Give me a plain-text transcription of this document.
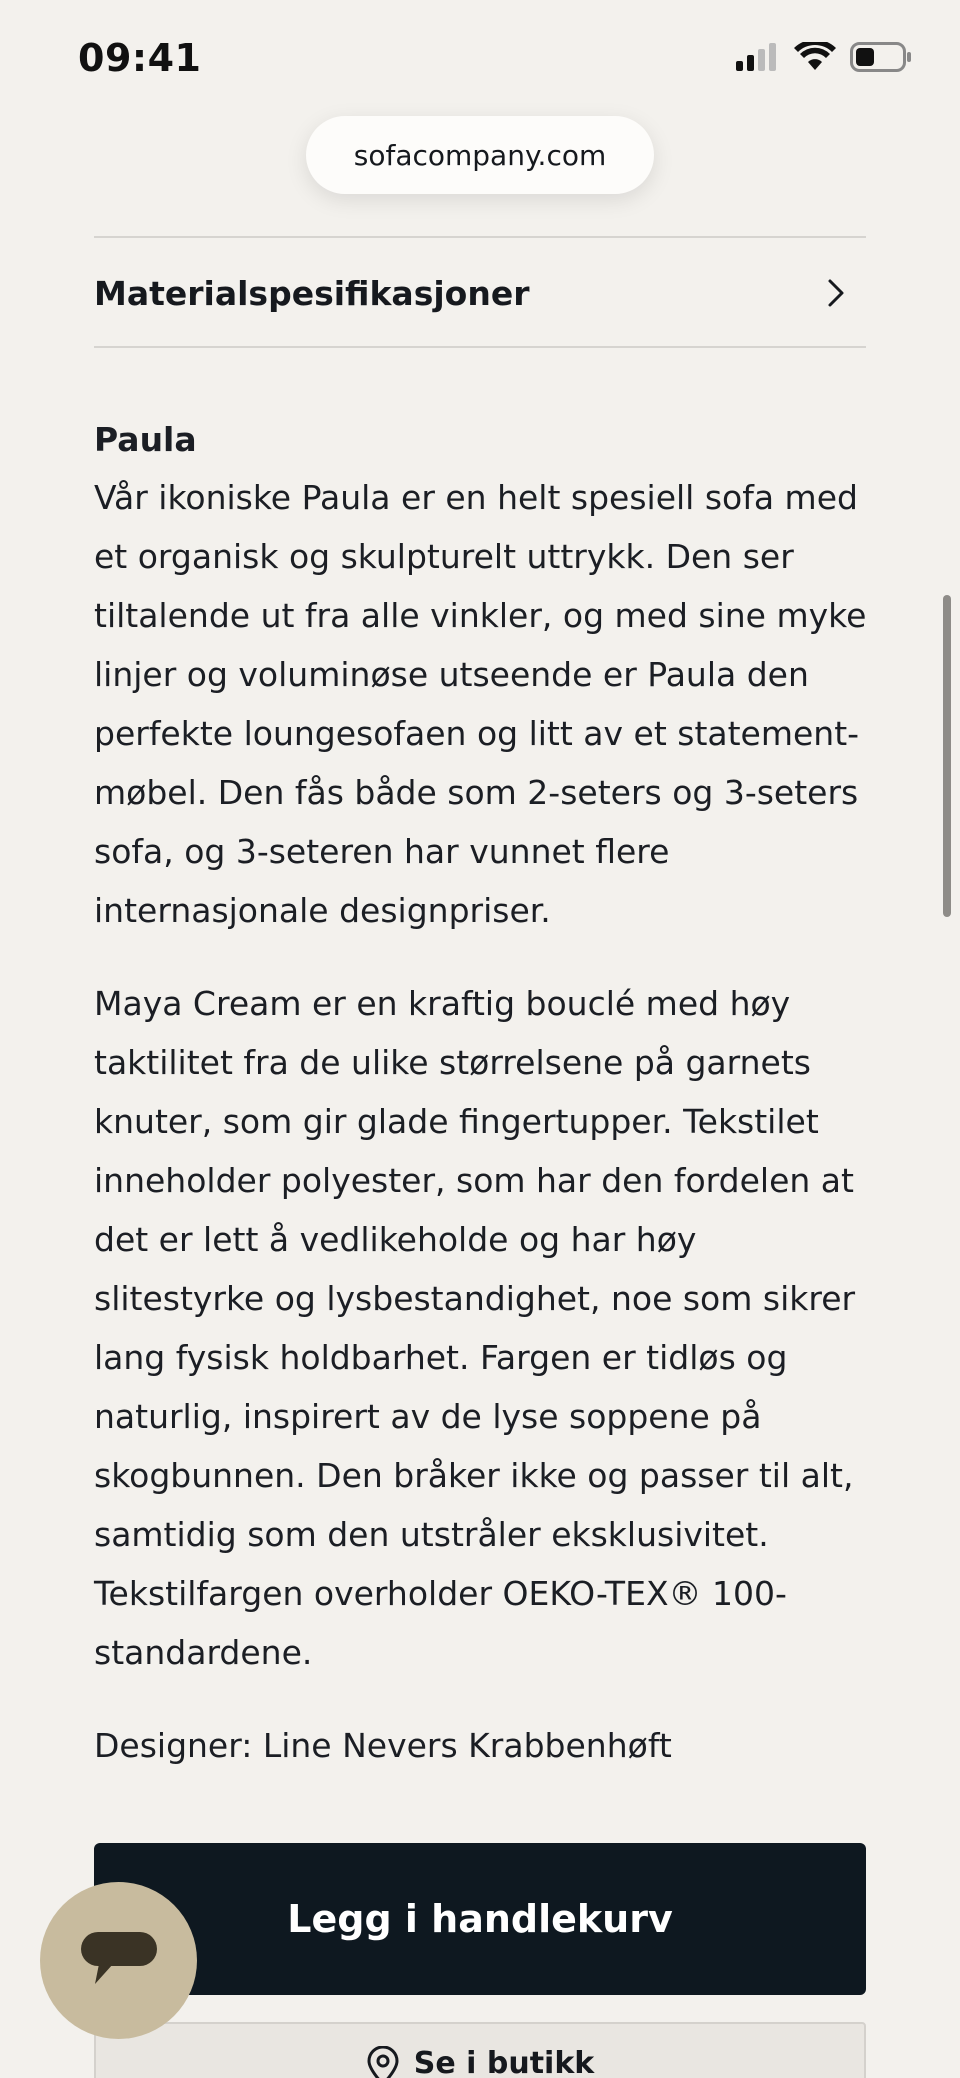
09:41
sofacompany.com
Materialspesifikasjoner
Paula

Vår ikoniske Paula er en helt spesiell sofa med et organisk og skulpturelt uttrykk. Den ser tiltalende ut fra alle vinkler, og med sine myke linjer og voluminøse utseende er Paula den perfekte loungesofaen og litt av et statement-møbel. Den fås både som 2-seters og 3-seters sofa, og 3-seteren har vunnet flere internasjonale designpriser.

Maya Cream er en kraftig bouclé med høy taktilitet fra de ulike størrelsene på garnets knuter, som gir glade fingertupper. Tekstilet inneholder polyester, som har den fordelen at det er lett å vedlikeholde og har høy slitestyrke og lysbestandighet, noe som sikrer lang fysisk holdbarhet. Fargen er tidløs og naturlig, inspirert av de lyse soppene på skogbunnen. Den bråker ikke og passer til alt, samtidig som den utstråler eksklusivitet. Tekstilfargen overholder OEKO-TEX® 100-standardene.

Designer: Line Nevers Krabbenhøft

Legg i handlekurv
Se i butikk
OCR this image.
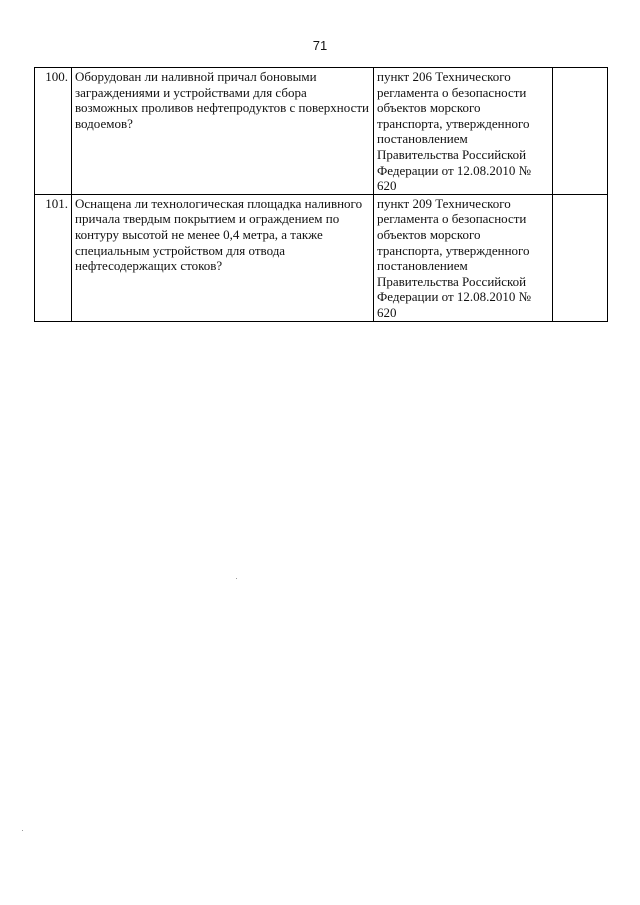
71
100.	Оборудован ли наливной причал боновыми заграждениями и устройствами для сбора возможных проливов нефтепродуктов с поверхности водоемов?	пункт 206 Технического регламента о безопасности объектов морского транспорта, утвержденного постановлением Правительства Российской Федерации от 12.08.2010 № 620	
101.	Оснащена ли технологическая площадка наливного причала твердым покрытием и ограждением по контуру высотой не менее 0,4 метра, а также специальным устройством для отвода нефтесодержащих стоков?	пункт 209 Технического регламента о безопасности объектов морского транспорта, утвержденного постановлением Правительства Российской Федерации от 12.08.2010 № 620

Task goal –
Reproduce every line precisely as given, omitting all pictures.

Final result –
Give me a plain-text transcription of this document.
09:41
sofacompany.com
Materialspesifikasjoner
Paula

Vår ikoniske Paula er en helt spesiell sofa med et organisk og skulpturelt uttrykk. Den ser tiltalende ut fra alle vinkler, og med sine myke linjer og voluminøse utseende er Paula den perfekte loungesofaen og litt av et statement-møbel. Den fås både som 2-seters og 3-seters sofa, og 3-seteren har vunnet flere internasjonale designpriser.

Maya Cream er en kraftig bouclé med høy taktilitet fra de ulike størrelsene på garnets knuter, som gir glade fingertupper. Tekstilet inneholder polyester, som har den fordelen at det er lett å vedlikeholde og har høy slitestyrke og lysbestandighet, noe som sikrer lang fysisk holdbarhet. Fargen er tidløs og naturlig, inspirert av de lyse soppene på skogbunnen. Den bråker ikke og passer til alt, samtidig som den utstråler eksklusivitet. Tekstilfargen overholder OEKO-TEX® 100-standardene.

Designer: Line Nevers Krabbenhøft

Legg i handlekurv
Se i butikk
OCR this image.
71
100.	Оборудован ли наливной причал боновыми заграждениями и устройствами для сбора возможных проливов нефтепродуктов с поверхности водоемов?	пункт 206 Технического регламента о безопасности объектов морского транспорта, утвержденного постановлением Правительства Российской Федерации от 12.08.2010 № 620	
101.	Оснащена ли технологическая площадка наливного причала твердым покрытием и ограждением по контуру высотой не менее 0,4 метра, а также специальным устройством для отвода нефтесодержащих стоков?	пункт 209 Технического регламента о безопасности объектов морского транспорта, утвержденного постановлением Правительства Российской Федерации от 12.08.2010 № 620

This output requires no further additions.